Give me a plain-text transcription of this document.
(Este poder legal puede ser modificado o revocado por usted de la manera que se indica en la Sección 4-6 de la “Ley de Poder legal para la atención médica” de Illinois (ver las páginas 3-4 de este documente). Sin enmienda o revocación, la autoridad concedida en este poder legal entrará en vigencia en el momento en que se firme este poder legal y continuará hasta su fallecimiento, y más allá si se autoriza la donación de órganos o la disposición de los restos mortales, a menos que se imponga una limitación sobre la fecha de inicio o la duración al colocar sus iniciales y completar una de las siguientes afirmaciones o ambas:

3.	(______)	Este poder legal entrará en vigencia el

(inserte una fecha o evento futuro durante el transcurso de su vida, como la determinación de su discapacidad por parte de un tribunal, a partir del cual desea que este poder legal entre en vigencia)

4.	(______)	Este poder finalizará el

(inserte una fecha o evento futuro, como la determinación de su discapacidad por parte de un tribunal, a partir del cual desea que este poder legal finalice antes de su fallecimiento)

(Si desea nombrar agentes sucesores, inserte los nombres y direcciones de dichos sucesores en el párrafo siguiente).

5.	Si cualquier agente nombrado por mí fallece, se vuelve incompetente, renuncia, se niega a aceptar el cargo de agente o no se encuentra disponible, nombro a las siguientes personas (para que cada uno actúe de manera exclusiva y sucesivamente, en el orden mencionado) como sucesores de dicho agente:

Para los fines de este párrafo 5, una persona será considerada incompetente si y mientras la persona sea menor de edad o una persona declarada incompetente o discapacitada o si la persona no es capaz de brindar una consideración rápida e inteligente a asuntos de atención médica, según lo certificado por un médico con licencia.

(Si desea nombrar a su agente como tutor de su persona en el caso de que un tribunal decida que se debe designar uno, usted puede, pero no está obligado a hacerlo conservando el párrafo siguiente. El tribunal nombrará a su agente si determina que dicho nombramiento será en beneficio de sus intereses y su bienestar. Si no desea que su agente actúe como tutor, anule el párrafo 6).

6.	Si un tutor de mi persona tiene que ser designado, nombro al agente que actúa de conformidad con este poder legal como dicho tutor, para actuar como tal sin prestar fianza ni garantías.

|---|

Request — Copy all of the data. Keep every word exactly as it is.

Complete response —
Give me a plain-text transcription of this document.
(Este poder legal puede ser modificado o revocado por usted de la manera que se indica en la Sección 4-6 de la “Ley de Poder legal para la atención médica” de Illinois (ver las páginas 3-4 de este documente). Sin enmienda o revocación, la autoridad concedida en este poder legal entrará en vigencia en el momento en que se firme este poder legal y continuará hasta su fallecimiento, y más allá si se autoriza la donación de órganos o la disposición de los restos mortales, a menos que se imponga una limitación sobre la fecha de inicio o la duración al colocar sus iniciales y completar una de las siguientes afirmaciones o ambas:

3.	(______)	Este poder legal entrará en vigencia el

(inserte una fecha o evento futuro durante el transcurso de su vida, como la determinación de su discapacidad por parte de un tribunal, a partir del cual desea que este poder legal entre en vigencia)

4.	(______)	Este poder finalizará el

(inserte una fecha o evento futuro, como la determinación de su discapacidad por parte de un tribunal, a partir del cual desea que este poder legal finalice antes de su fallecimiento)

(Si desea nombrar agentes sucesores, inserte los nombres y direcciones de dichos sucesores en el párrafo siguiente).

5.	Si cualquier agente nombrado por mí fallece, se vuelve incompetente, renuncia, se niega a aceptar el cargo de agente o no se encuentra disponible, nombro a las siguientes personas (para que cada uno actúe de manera exclusiva y sucesivamente, en el orden mencionado) como sucesores de dicho agente:

Para los fines de este párrafo 5, una persona será considerada incompetente si y mientras la persona sea menor de edad o una persona declarada incompetente o discapacitada o si la persona no es capaz de brindar una consideración rápida e inteligente a asuntos de atención médica, según lo certificado por un médico con licencia.

(Si desea nombrar a su agente como tutor de su persona en el caso de que un tribunal decida que se debe designar uno, usted puede, pero no está obligado a hacerlo conservando el párrafo siguiente. El tribunal nombrará a su agente si determina que dicho nombramiento será en beneficio de sus intereses y su bienestar. Si no desea que su agente actúe como tutor, anule el párrafo 6).

6.	Si un tutor de mi persona tiene que ser designado, nombro al agente que actúa de conformidad con este poder legal como dicho tutor, para actuar como tal sin prestar fianza ni garantías.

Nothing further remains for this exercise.